- _Given information_
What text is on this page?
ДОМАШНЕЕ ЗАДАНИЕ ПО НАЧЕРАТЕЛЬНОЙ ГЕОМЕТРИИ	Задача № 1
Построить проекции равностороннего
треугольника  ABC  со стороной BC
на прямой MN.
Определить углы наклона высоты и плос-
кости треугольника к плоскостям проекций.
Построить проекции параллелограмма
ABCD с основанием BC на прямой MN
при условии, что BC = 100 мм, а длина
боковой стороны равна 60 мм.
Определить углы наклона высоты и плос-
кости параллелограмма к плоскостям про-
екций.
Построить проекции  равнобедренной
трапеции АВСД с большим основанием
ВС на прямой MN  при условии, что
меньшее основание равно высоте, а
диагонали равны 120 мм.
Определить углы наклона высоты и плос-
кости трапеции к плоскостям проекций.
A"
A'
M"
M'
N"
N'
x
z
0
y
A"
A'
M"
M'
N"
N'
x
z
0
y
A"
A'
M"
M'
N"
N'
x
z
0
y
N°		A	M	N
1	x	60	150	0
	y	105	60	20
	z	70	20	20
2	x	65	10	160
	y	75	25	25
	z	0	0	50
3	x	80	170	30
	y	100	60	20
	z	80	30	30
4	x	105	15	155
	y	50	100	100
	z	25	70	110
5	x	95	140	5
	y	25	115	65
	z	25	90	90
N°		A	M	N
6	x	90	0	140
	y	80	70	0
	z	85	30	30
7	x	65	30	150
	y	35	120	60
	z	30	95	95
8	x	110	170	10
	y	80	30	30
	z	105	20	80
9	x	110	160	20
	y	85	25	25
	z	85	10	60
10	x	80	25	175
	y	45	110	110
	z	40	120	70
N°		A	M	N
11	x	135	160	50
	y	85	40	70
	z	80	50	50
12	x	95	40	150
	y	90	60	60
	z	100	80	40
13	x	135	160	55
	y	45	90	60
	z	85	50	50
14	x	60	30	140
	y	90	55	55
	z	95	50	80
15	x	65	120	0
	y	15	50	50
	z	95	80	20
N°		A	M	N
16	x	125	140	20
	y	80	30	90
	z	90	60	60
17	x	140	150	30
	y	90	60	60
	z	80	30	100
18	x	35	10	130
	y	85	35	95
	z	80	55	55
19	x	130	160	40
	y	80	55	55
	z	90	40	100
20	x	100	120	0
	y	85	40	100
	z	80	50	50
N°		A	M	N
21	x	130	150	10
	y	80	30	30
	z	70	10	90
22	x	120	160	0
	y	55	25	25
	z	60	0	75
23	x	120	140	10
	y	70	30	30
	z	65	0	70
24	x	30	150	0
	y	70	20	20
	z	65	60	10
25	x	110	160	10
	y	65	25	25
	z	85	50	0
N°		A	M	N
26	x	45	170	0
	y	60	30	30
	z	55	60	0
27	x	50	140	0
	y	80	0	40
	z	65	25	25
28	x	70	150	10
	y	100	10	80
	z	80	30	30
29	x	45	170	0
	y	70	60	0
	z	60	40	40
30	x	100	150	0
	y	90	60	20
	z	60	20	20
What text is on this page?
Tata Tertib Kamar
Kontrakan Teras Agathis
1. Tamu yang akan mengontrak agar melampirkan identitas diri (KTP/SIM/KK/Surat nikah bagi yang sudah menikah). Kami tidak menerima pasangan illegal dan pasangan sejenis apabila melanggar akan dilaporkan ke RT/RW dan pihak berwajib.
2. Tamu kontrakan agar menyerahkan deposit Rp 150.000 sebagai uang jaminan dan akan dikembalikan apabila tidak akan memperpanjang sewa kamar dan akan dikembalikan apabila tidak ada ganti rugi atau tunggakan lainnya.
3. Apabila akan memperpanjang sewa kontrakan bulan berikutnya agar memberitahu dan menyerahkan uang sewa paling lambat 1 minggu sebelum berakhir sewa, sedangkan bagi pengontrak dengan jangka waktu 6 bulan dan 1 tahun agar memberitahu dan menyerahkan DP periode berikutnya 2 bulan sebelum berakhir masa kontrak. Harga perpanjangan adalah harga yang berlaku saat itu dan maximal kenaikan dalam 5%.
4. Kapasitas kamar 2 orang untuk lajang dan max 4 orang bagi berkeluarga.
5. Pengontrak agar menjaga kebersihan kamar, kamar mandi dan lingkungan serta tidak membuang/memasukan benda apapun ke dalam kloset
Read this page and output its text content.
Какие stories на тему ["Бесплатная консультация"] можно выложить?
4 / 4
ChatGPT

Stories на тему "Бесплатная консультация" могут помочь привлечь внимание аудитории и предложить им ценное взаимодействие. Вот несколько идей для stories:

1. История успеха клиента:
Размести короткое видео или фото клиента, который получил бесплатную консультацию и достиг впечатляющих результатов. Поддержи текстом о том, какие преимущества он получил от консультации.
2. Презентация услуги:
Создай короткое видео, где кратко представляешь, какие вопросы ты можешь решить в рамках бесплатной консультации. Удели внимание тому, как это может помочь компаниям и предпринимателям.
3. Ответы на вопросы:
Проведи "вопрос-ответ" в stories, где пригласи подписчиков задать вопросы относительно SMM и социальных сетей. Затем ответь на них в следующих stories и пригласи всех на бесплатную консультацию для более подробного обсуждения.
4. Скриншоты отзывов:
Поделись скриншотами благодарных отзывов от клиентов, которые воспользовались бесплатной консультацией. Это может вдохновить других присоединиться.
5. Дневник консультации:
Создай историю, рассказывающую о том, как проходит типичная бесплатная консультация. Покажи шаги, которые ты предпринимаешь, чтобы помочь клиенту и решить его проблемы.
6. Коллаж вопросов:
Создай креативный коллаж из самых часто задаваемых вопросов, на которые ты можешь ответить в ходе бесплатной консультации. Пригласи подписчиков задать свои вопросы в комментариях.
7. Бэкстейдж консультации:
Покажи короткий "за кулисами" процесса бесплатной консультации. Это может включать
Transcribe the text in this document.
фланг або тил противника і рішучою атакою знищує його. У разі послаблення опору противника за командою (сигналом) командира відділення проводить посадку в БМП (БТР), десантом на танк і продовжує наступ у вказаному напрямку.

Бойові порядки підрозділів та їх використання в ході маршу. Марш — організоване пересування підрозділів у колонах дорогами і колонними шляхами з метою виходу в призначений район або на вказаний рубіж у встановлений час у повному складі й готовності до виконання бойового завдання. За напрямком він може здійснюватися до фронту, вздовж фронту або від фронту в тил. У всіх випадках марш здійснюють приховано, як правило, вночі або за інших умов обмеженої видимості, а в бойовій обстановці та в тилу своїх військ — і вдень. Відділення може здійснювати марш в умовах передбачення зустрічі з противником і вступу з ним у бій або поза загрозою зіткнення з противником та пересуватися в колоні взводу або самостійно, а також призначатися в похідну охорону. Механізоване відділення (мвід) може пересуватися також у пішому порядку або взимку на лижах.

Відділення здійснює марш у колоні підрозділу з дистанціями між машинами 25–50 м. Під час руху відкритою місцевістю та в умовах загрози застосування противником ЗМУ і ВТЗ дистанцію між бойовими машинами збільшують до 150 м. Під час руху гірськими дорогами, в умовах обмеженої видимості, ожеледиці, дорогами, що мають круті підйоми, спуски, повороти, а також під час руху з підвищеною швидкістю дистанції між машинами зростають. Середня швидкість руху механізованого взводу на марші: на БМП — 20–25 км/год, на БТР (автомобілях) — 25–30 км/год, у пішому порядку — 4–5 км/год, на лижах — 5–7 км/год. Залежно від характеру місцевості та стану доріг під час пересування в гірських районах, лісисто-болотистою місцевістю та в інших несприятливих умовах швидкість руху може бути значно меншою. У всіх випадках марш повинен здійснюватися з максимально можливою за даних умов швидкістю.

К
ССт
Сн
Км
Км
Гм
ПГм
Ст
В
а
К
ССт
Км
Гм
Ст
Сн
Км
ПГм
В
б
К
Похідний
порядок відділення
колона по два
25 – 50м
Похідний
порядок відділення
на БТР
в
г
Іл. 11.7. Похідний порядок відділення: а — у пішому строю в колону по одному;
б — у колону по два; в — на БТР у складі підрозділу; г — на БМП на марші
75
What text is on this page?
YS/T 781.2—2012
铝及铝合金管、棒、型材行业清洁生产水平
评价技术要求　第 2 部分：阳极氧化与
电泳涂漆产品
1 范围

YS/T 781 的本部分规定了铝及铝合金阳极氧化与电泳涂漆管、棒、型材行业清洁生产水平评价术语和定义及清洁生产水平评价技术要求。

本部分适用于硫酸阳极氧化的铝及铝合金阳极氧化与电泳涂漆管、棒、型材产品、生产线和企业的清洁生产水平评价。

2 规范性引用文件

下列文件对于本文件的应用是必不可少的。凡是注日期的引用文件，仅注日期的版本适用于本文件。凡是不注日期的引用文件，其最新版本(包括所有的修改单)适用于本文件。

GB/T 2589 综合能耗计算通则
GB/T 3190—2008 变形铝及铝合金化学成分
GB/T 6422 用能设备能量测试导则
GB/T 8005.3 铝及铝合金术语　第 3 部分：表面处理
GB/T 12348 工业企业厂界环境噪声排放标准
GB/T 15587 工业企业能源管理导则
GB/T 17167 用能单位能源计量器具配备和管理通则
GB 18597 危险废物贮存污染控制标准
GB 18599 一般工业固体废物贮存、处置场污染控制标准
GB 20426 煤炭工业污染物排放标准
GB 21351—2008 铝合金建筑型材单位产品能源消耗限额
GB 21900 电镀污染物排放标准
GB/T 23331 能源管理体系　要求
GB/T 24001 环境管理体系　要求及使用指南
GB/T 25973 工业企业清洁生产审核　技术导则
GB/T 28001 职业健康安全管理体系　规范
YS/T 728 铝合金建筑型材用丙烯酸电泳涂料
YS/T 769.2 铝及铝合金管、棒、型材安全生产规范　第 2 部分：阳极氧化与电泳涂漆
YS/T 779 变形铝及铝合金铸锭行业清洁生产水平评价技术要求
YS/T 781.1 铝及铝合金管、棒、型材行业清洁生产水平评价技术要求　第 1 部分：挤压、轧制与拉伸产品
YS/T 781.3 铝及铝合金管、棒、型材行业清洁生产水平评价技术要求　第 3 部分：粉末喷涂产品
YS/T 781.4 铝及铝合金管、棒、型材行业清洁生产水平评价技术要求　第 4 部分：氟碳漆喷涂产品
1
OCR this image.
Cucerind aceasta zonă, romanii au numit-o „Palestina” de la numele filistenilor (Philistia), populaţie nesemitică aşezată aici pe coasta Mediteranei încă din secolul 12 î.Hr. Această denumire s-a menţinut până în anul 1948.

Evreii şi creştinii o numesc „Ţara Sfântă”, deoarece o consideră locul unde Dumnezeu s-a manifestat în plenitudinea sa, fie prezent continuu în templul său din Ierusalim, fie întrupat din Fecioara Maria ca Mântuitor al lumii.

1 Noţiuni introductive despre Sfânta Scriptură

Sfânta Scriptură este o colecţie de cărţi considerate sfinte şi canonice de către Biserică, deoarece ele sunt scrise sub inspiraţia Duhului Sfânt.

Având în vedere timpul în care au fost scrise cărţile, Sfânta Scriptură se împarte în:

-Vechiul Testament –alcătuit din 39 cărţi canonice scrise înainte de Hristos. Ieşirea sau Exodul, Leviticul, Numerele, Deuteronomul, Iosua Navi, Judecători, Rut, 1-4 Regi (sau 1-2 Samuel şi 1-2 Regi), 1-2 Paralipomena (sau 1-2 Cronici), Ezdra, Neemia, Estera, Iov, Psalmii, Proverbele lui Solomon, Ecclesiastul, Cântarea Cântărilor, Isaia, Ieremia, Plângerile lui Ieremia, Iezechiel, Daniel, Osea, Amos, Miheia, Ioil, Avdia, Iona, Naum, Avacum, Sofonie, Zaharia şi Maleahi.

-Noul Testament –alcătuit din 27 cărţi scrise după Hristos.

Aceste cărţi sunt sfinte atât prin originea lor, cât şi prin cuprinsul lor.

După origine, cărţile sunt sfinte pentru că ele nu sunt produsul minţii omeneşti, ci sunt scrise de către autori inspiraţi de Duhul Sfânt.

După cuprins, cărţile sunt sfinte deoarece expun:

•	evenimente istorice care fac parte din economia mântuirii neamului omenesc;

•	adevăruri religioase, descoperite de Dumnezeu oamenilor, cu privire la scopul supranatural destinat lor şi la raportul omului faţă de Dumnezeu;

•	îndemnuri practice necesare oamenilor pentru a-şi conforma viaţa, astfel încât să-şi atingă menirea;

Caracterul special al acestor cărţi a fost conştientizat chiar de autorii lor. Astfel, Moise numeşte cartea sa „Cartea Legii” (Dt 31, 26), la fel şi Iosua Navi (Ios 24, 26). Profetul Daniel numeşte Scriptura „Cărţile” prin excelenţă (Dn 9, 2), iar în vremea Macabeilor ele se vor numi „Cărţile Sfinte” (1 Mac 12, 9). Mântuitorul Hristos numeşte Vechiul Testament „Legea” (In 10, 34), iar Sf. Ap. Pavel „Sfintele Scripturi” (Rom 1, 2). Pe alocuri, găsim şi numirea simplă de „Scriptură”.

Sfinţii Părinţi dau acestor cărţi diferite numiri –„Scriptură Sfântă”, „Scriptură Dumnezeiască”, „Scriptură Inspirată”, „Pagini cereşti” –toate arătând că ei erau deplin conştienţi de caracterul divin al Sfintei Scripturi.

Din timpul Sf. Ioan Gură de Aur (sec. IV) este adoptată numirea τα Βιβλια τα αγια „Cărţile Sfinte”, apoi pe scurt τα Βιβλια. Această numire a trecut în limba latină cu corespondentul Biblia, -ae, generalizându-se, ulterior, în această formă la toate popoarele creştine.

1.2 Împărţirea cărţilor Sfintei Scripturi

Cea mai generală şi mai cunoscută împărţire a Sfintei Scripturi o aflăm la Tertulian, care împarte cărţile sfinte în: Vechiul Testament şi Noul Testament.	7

- _What you should do_
From the listing, copy every line where the string "timpul" appears.

- _Answer in full_
Având în vedere timpul în care au fost scrise cărţile, Sfânta Scriptură se împarte în:
Din timpul Sf. Ioan Gură de Aur (sec. IV) este adoptată numirea τα Βιβλια τα αγια „Cărţile Sfinte”, apoi pe scurt τα Βιβλια. Această numire a trecut în limba latină cu corespondentul Biblia, -ae, generalizându-se, ulterior, în această formă la toate popoarele creştine.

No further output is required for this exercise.